Copy each line of the records that contains the word "label".
○ ○ ○ ○ ○
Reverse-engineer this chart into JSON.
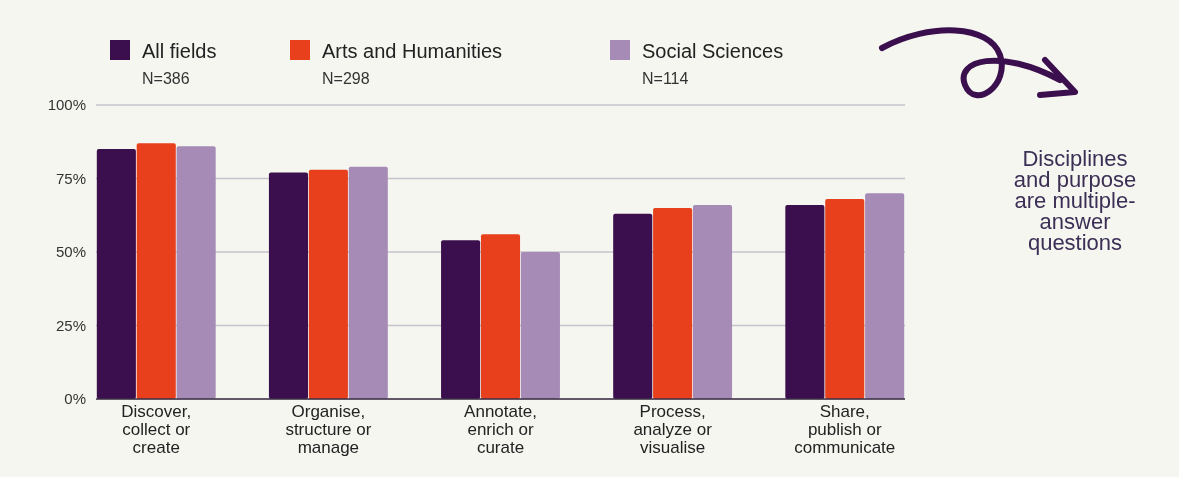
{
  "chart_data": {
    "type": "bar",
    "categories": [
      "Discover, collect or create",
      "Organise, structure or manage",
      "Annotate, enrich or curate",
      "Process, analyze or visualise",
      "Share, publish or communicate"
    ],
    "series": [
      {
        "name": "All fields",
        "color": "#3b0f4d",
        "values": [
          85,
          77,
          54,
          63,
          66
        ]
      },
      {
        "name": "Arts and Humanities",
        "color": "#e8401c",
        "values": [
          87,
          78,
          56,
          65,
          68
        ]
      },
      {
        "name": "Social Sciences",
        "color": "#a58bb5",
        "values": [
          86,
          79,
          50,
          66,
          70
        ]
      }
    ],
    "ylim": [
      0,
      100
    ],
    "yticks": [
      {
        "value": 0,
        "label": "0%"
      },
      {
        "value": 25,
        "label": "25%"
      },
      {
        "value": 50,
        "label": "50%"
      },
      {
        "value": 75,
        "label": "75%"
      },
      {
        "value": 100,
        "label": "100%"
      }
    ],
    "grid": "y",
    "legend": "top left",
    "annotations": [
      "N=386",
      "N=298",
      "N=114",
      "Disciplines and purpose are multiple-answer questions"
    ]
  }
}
○ ○ ○ ○ ○
● **Written solution**:
        "label": "0%"
        "label": "25%"
        "label": "50%"
        "label": "75%"
        "label": "100%"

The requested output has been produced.